Dataset:
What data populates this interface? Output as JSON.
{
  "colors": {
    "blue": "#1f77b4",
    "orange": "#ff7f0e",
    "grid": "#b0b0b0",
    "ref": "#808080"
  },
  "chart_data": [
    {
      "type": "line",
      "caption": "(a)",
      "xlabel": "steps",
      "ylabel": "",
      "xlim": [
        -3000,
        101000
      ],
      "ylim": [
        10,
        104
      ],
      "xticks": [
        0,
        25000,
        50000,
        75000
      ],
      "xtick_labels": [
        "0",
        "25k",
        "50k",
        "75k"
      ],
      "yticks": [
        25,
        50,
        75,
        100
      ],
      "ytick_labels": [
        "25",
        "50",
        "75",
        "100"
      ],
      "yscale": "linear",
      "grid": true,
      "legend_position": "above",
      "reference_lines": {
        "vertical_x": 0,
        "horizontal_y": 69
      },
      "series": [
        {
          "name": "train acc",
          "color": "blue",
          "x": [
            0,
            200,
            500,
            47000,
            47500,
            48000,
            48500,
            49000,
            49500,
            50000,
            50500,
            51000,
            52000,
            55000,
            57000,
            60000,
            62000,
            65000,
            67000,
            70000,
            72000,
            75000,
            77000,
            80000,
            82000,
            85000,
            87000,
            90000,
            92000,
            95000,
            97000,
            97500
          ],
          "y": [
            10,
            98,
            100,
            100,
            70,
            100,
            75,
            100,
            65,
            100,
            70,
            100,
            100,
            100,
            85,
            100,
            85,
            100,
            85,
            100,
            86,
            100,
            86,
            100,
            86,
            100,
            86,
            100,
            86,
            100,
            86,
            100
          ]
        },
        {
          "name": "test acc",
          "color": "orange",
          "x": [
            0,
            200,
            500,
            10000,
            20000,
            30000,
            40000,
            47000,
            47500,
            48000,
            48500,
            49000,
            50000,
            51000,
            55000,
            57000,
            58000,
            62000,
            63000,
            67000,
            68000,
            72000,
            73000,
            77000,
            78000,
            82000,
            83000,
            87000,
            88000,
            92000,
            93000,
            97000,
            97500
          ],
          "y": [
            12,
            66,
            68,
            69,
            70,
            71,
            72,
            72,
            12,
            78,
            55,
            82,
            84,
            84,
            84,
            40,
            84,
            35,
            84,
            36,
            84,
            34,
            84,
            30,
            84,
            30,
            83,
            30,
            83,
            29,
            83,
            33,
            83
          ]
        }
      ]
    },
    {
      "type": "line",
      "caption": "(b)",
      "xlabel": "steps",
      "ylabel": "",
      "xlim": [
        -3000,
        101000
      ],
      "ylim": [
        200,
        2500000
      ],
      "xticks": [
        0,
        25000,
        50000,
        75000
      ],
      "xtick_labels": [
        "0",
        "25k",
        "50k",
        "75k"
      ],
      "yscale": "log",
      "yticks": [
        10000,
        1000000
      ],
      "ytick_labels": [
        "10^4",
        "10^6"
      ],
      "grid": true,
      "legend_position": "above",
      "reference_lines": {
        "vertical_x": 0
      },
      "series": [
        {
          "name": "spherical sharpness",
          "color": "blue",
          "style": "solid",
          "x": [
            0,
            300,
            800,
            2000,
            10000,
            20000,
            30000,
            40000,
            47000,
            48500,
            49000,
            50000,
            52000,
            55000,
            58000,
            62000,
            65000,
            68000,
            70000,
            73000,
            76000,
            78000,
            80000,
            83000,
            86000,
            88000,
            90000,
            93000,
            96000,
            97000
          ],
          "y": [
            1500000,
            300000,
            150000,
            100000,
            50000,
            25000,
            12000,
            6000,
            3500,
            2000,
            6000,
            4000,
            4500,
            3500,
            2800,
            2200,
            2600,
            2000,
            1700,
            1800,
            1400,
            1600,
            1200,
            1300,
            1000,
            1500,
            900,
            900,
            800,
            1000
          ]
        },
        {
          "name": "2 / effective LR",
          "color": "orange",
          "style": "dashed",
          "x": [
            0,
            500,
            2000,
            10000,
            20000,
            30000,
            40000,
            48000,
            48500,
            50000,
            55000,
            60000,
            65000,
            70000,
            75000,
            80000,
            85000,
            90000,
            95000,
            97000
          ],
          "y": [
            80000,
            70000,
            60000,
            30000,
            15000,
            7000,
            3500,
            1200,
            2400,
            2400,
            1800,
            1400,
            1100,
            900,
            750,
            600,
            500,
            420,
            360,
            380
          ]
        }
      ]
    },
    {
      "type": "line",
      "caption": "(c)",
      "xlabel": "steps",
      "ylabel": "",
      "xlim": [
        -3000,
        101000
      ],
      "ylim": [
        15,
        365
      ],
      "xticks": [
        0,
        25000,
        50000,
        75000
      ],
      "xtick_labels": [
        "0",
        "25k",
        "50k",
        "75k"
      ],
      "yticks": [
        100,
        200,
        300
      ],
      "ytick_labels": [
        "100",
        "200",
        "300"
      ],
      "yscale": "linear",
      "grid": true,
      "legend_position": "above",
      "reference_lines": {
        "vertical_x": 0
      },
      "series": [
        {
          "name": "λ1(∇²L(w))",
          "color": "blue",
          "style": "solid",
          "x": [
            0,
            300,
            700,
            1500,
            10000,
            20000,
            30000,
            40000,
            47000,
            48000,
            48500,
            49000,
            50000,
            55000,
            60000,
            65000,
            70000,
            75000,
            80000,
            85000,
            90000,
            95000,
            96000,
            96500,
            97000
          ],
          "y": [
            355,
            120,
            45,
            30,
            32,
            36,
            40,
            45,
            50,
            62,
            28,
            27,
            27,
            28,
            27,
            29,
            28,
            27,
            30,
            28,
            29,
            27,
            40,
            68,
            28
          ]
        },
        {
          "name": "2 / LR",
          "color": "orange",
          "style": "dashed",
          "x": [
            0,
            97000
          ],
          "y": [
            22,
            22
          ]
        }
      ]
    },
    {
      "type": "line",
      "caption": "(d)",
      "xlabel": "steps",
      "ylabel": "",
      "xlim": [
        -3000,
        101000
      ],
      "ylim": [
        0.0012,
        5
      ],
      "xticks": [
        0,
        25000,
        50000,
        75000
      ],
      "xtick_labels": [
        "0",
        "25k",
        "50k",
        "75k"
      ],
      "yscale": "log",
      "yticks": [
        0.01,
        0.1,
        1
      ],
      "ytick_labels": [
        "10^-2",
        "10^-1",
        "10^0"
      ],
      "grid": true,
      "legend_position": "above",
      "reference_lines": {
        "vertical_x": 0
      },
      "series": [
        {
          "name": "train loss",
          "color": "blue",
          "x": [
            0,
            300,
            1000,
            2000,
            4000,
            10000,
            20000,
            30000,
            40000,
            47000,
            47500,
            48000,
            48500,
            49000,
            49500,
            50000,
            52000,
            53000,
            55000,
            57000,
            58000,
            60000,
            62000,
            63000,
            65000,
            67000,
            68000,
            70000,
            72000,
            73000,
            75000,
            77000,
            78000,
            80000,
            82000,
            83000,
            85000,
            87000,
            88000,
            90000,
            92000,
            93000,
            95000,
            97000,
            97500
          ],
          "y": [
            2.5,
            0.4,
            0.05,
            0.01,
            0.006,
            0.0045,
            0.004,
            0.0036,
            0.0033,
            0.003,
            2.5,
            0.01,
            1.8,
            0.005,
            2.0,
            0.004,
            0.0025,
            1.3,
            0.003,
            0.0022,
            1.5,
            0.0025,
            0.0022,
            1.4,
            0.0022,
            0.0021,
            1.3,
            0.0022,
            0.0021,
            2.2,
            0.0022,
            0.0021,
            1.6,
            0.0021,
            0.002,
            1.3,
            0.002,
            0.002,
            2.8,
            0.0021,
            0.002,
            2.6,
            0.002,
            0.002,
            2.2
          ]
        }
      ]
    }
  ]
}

What is being asked: Go back to the listing above and please repeat it exactly.

Response to this exercise:
What data populates this interface? Output as JSON.
{
  "colors": {
    "blue": "#1f77b4",
    "orange": "#ff7f0e",
    "grid": "#b0b0b0",
    "ref": "#808080"
  },
  "chart_data": [
    {
      "type": "line",
      "caption": "(a)",
      "xlabel": "steps",
      "ylabel": "",
      "xlim": [
        -3000,
        101000
      ],
      "ylim": [
        10,
        104
      ],
      "xticks": [
        0,
        25000,
        50000,
        75000
      ],
      "xtick_labels": [
        "0",
        "25k",
        "50k",
        "75k"
      ],
      "yticks": [
        25,
        50,
        75,
        100
      ],
      "ytick_labels": [
        "25",
        "50",
        "75",
        "100"
      ],
      "yscale": "linear",
      "grid": true,
      "legend_position": "above",
      "reference_lines": {
        "vertical_x": 0,
        "horizontal_y": 69
      },
      "series": [
        {
          "name": "train acc",
          "color": "blue",
          "x": [
            0,
            200,
            500,
            47000,
            47500,
            48000,
            48500,
            49000,
            49500,
            50000,
            50500,
            51000,
            52000,
            55000,
            57000,
            60000,
            62000,
            65000,
            67000,
            70000,
            72000,
            75000,
            77000,
            80000,
            82000,
            85000,
            87000,
            90000,
            92000,
            95000,
            97000,
            97500
          ],
          "y": [
            10,
            98,
            100,
            100,
            70,
            100,
            75,
            100,
            65,
            100,
            70,
            100,
            100,
            100,
            85,
            100,
            85,
            100,
            85,
            100,
            86,
            100,
            86,
            100,
            86,
            100,
            86,
            100,
            86,
            100,
            86,
            100
          ]
        },
        {
          "name": "test acc",
          "color": "orange",
          "x": [
            0,
            200,
            500,
            10000,
            20000,
            30000,
            40000,
            47000,
            47500,
            48000,
            48500,
            49000,
            50000,
            51000,
            55000,
            57000,
            58000,
            62000,
            63000,
            67000,
            68000,
            72000,
            73000,
            77000,
            78000,
            82000,
            83000,
            87000,
            88000,
            92000,
            93000,
            97000,
            97500
          ],
          "y": [
            12,
            66,
            68,
            69,
            70,
            71,
            72,
            72,
            12,
            78,
            55,
            82,
            84,
            84,
            84,
            40,
            84,
            35,
            84,
            36,
            84,
            34,
            84,
            30,
            84,
            30,
            83,
            30,
            83,
            29,
            83,
            33,
            83
          ]
        }
      ]
    },
    {
      "type": "line",
      "caption": "(b)",
      "xlabel": "steps",
      "ylabel": "",
      "xlim": [
        -3000,
        101000
      ],
      "ylim": [
        200,
        2500000
      ],
      "xticks": [
        0,
        25000,
        50000,
        75000
      ],
      "xtick_labels": [
        "0",
        "25k",
        "50k",
        "75k"
      ],
      "yscale": "log",
      "yticks": [
        10000,
        1000000
      ],
      "ytick_labels": [
        "10^4",
        "10^6"
      ],
      "grid": true,
      "legend_position": "above",
      "reference_lines": {
        "vertical_x": 0
      },
      "series": [
        {
          "name": "spherical sharpness",
          "color": "blue",
          "style": "solid",
          "x": [
            0,
            300,
            800,
            2000,
            10000,
            20000,
            30000,
            40000,
            47000,
            48500,
            49000,
            50000,
            52000,
            55000,
            58000,
            62000,
            65000,
            68000,
            70000,
            73000,
            76000,
            78000,
            80000,
            83000,
            86000,
            88000,
            90000,
            93000,
            96000,
            97000
          ],
          "y": [
            1500000,
            300000,
            150000,
            100000,
            50000,
            25000,
            12000,
            6000,
            3500,
            2000,
            6000,
            4000,
            4500,
            3500,
            2800,
            2200,
            2600,
            2000,
            1700,
            1800,
            1400,
            1600,
            1200,
            1300,
            1000,
            1500,
            900,
            900,
            800,
            1000
          ]
        },
        {
          "name": "2 / effective LR",
          "color": "orange",
          "style": "dashed",
          "x": [
            0,
            500,
            2000,
            10000,
            20000,
            30000,
            40000,
            48000,
            48500,
            50000,
            55000,
            60000,
            65000,
            70000,
            75000,
            80000,
            85000,
            90000,
            95000,
            97000
          ],
          "y": [
            80000,
            70000,
            60000,
            30000,
            15000,
            7000,
            3500,
            1200,
            2400,
            2400,
            1800,
            1400,
            1100,
            900,
            750,
            600,
            500,
            420,
            360,
            380
          ]
        }
      ]
    },
    {
      "type": "line",
      "caption": "(c)",
      "xlabel": "steps",
      "ylabel": "",
      "xlim": [
        -3000,
        101000
      ],
      "ylim": [
        15,
        365
      ],
      "xticks": [
        0,
        25000,
        50000,
        75000
      ],
      "xtick_labels": [
        "0",
        "25k",
        "50k",
        "75k"
      ],
      "yticks": [
        100,
        200,
        300
      ],
      "ytick_labels": [
        "100",
        "200",
        "300"
      ],
      "yscale": "linear",
      "grid": true,
      "legend_position": "above",
      "reference_lines": {
        "vertical_x": 0
      },
      "series": [
        {
          "name": "λ1(∇²L(w))",
          "color": "blue",
          "style": "solid",
          "x": [
            0,
            300,
            700,
            1500,
            10000,
            20000,
            30000,
            40000,
            47000,
            48000,
            48500,
            49000,
            50000,
            55000,
            60000,
            65000,
            70000,
            75000,
            80000,
            85000,
            90000,
            95000,
            96000,
            96500,
            97000
          ],
          "y": [
            355,
            120,
            45,
            30,
            32,
            36,
            40,
            45,
            50,
            62,
            28,
            27,
            27,
            28,
            27,
            29,
            28,
            27,
            30,
            28,
            29,
            27,
            40,
            68,
            28
          ]
        },
        {
          "name": "2 / LR",
          "color": "orange",
          "style": "dashed",
          "x": [
            0,
            97000
          ],
          "y": [
            22,
            22
          ]
        }
      ]
    },
    {
      "type": "line",
      "caption": "(d)",
      "xlabel": "steps",
      "ylabel": "",
      "xlim": [
        -3000,
        101000
      ],
      "ylim": [
        0.0012,
        5
      ],
      "xticks": [
        0,
        25000,
        50000,
        75000
      ],
      "xtick_labels": [
        "0",
        "25k",
        "50k",
        "75k"
      ],
      "yscale": "log",
      "yticks": [
        0.01,
        0.1,
        1
      ],
      "ytick_labels": [
        "10^-2",
        "10^-1",
        "10^0"
      ],
      "grid": true,
      "legend_position": "above",
      "reference_lines": {
        "vertical_x": 0
      },
      "series": [
        {
          "name": "train loss",
          "color": "blue",
          "x": [
            0,
            300,
            1000,
            2000,
            4000,
            10000,
            20000,
            30000,
            40000,
            47000,
            47500,
            48000,
            48500,
            49000,
            49500,
            50000,
            52000,
            53000,
            55000,
            57000,
            58000,
            60000,
            62000,
            63000,
            65000,
            67000,
            68000,
            70000,
            72000,
            73000,
            75000,
            77000,
            78000,
            80000,
            82000,
            83000,
            85000,
            87000,
            88000,
            90000,
            92000,
            93000,
            95000,
            97000,
            97500
          ],
          "y": [
            2.5,
            0.4,
            0.05,
            0.01,
            0.006,
            0.0045,
            0.004,
            0.0036,
            0.0033,
            0.003,
            2.5,
            0.01,
            1.8,
            0.005,
            2.0,
            0.004,
            0.0025,
            1.3,
            0.003,
            0.0022,
            1.5,
            0.0025,
            0.0022,
            1.4,
            0.0022,
            0.0021,
            1.3,
            0.0022,
            0.0021,
            2.2,
            0.0022,
            0.0021,
            1.6,
            0.0021,
            0.002,
            1.3,
            0.002,
            0.002,
            2.8,
            0.0021,
            0.002,
            2.6,
            0.002,
            0.002,
            2.2
          ]
        }
      ]
    }
  ]
}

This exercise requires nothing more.